CHALLENGE. Scan the material below for lines with the word "comments" and report how many there are, with nothing added.

PROVIDED RECORDS.
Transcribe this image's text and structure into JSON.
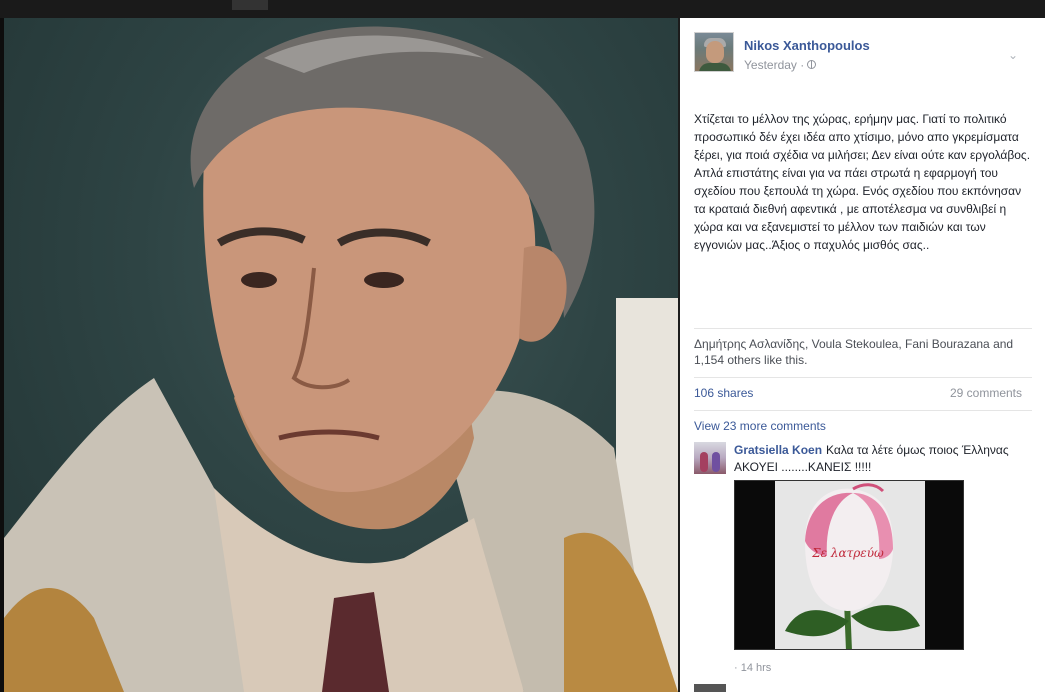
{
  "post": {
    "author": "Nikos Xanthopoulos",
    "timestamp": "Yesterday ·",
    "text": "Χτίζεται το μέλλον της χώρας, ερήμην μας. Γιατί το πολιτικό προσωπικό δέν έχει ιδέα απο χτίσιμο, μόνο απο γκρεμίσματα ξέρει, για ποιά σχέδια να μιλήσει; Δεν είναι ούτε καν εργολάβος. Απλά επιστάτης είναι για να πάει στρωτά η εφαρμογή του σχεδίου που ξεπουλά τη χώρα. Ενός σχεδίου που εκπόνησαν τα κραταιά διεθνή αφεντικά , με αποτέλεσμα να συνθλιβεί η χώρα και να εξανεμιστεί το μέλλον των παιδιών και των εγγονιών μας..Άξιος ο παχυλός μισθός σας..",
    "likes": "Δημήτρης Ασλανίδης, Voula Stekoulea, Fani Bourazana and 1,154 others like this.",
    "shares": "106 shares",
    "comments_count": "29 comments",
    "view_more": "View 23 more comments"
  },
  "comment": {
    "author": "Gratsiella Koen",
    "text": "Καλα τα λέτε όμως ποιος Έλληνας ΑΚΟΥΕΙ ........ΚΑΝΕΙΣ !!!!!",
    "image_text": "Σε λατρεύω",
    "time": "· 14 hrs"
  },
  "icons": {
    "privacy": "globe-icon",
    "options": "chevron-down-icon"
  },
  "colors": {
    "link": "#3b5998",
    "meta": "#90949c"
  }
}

RESPONSE BELOW. 2